Some records:
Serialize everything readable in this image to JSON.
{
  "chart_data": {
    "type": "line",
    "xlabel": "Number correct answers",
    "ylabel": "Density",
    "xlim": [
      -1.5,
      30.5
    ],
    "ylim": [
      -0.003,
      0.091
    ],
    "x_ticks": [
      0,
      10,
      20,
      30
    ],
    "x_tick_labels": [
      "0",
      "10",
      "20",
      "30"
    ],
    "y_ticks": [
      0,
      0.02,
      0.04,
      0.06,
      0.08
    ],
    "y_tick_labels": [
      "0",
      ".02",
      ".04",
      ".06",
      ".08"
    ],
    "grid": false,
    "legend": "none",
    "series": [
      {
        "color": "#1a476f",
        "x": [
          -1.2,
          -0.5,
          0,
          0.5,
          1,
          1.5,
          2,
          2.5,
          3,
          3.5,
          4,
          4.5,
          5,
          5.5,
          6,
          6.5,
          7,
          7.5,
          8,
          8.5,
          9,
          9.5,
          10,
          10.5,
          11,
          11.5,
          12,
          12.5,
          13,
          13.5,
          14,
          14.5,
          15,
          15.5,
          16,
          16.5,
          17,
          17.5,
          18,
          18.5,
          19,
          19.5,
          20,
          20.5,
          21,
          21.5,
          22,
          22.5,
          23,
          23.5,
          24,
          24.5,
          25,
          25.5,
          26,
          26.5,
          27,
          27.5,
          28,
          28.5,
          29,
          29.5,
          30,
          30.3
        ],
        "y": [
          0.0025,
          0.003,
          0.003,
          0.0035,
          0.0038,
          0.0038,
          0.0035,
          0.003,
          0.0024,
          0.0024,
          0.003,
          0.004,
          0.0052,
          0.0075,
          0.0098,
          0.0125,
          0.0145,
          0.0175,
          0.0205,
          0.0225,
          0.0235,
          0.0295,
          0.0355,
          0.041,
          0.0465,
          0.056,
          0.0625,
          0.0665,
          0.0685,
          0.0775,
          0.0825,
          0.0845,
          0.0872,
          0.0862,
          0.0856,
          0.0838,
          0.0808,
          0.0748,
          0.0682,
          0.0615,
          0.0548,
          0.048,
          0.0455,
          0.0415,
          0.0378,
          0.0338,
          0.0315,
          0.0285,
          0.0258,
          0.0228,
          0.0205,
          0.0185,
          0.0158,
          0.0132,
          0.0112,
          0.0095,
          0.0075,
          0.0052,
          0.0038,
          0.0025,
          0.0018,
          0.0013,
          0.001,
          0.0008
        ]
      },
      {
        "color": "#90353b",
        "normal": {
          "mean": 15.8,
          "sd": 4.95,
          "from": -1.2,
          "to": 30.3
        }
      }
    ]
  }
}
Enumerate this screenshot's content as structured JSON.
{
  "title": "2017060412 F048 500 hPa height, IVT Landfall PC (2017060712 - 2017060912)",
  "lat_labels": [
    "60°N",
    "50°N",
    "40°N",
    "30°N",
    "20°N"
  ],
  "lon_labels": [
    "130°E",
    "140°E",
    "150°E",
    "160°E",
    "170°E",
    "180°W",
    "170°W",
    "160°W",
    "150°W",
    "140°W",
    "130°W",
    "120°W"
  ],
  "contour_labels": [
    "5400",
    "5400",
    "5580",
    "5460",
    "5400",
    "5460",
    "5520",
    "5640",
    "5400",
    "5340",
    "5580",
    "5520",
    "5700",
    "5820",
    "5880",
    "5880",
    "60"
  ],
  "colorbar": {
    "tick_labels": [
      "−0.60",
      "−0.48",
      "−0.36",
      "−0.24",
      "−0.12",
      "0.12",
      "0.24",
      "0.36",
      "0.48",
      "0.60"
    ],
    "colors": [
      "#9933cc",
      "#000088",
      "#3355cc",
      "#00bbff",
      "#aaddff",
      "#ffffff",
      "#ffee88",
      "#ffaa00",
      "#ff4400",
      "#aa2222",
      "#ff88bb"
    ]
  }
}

- [Problem statement]: Return every line in the listing that contains the word "this".

- [Output below]:
Serialize everything readable in this image to JSON.
Enumerate this screenshot's content as structured JSON.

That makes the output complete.